### Directive
Locate each line in the records containing "güvenlik". Copy it.

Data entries
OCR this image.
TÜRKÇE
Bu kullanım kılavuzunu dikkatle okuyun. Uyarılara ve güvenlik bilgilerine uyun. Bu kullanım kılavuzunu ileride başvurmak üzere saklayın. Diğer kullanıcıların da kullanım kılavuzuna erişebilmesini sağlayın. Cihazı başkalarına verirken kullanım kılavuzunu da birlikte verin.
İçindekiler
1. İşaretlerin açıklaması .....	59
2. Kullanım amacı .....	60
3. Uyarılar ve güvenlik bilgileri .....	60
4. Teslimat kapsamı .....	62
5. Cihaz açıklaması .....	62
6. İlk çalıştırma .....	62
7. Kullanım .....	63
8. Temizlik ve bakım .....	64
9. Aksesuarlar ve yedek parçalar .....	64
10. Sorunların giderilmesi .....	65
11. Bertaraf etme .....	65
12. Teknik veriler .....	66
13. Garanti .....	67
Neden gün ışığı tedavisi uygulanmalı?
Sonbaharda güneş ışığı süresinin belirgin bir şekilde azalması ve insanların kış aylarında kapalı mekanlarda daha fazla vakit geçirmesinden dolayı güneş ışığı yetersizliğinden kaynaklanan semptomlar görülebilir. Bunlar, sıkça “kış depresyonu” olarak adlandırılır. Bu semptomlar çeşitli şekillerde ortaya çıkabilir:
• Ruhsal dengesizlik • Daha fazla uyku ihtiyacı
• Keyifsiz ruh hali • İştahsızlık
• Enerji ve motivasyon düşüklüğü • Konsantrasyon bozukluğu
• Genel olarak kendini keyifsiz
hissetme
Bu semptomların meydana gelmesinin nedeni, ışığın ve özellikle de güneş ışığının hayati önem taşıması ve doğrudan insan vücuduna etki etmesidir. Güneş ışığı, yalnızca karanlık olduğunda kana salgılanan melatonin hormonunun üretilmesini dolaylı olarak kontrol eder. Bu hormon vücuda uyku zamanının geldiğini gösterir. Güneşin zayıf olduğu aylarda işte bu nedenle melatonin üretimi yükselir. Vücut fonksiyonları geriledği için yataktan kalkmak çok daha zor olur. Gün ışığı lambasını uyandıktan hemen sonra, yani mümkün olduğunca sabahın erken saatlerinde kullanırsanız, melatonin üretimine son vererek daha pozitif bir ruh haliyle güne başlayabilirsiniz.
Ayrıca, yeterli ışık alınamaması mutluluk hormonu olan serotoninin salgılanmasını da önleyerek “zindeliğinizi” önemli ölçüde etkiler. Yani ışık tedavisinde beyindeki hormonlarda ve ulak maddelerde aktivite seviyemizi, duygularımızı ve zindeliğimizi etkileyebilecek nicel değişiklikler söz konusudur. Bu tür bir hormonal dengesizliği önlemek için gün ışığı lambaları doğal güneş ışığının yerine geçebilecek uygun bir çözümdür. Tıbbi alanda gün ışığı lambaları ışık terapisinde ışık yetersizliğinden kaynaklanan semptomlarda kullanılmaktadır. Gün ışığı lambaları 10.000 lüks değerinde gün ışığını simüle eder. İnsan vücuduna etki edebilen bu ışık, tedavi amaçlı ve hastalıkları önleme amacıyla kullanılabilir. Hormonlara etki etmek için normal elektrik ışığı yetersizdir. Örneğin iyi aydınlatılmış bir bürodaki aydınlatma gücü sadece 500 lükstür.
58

### Exercise response
Bu kullanım kılavuzunu dikkatle okuyun. Uyarılara ve güvenlik bilgilerine uyun. Bu kullanım kılavuzunu ileride başvurmak üzere saklayın. Diğer kullanıcıların da kullanım kılavuzuna erişebilmesini sağlayın. Cihazı başkalarına verirken kullanım kılavuzunu da birlikte verin.
3. Uyarılar ve güvenlik bilgileri .....	60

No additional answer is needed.